__EXERCISE AIM__
Single out the lines that include the word "text". Copy them.

__MATERIAL SUPPLIED__
────────────────────
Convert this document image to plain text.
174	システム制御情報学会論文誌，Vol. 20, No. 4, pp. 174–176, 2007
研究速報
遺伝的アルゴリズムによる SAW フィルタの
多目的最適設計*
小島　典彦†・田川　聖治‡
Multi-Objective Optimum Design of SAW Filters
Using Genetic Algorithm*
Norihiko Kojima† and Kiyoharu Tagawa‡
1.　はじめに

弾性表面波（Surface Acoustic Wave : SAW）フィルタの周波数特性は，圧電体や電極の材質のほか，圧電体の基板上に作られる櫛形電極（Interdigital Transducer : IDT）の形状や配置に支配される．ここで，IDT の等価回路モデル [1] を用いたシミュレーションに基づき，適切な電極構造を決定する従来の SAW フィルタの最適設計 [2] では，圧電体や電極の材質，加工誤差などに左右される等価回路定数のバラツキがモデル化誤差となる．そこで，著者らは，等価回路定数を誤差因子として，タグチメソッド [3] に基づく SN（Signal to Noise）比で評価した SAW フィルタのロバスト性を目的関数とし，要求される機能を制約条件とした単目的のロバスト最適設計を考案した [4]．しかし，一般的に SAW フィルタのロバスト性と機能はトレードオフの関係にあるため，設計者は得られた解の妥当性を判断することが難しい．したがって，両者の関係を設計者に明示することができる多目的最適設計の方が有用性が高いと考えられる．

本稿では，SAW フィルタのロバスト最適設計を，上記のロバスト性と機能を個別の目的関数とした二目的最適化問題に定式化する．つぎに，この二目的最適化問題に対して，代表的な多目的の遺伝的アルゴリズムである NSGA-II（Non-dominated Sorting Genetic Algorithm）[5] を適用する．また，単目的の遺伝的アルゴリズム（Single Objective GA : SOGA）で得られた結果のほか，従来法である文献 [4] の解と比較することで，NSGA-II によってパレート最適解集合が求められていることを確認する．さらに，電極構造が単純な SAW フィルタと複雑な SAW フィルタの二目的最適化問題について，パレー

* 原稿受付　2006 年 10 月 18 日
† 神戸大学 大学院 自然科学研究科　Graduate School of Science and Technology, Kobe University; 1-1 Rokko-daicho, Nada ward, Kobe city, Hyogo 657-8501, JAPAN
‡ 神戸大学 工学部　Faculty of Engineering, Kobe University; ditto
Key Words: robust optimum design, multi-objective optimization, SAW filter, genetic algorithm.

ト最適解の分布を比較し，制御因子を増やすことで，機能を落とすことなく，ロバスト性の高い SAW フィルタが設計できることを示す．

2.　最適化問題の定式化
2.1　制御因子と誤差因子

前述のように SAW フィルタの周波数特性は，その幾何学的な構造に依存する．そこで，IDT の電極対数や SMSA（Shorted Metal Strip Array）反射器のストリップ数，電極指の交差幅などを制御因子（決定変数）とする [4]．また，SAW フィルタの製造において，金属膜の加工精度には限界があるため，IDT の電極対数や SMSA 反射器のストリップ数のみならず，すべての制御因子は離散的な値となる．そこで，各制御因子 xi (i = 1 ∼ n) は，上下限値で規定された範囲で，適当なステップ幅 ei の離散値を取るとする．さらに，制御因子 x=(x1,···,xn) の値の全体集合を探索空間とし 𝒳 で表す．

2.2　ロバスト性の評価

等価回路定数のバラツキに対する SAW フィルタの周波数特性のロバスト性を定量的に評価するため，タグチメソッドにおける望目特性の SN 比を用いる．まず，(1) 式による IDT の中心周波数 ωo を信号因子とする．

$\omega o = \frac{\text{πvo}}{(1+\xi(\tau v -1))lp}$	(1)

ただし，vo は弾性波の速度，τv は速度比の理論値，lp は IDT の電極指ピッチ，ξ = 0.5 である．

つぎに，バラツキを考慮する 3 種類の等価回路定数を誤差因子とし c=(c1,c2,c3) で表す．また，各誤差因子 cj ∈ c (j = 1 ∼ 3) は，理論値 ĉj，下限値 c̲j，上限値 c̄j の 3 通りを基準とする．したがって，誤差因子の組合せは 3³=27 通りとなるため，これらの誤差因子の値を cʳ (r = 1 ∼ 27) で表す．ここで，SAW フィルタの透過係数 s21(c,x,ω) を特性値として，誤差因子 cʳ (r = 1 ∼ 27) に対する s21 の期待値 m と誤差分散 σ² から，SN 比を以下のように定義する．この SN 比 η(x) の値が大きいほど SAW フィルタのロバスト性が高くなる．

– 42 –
────────────────────
__ANSWER TO THE PROBLEM__
Convert this document image to plain text.
$\omega o = \frac{\text{πvo}}{(1+\xi(\tau v -1))lp}$	(1)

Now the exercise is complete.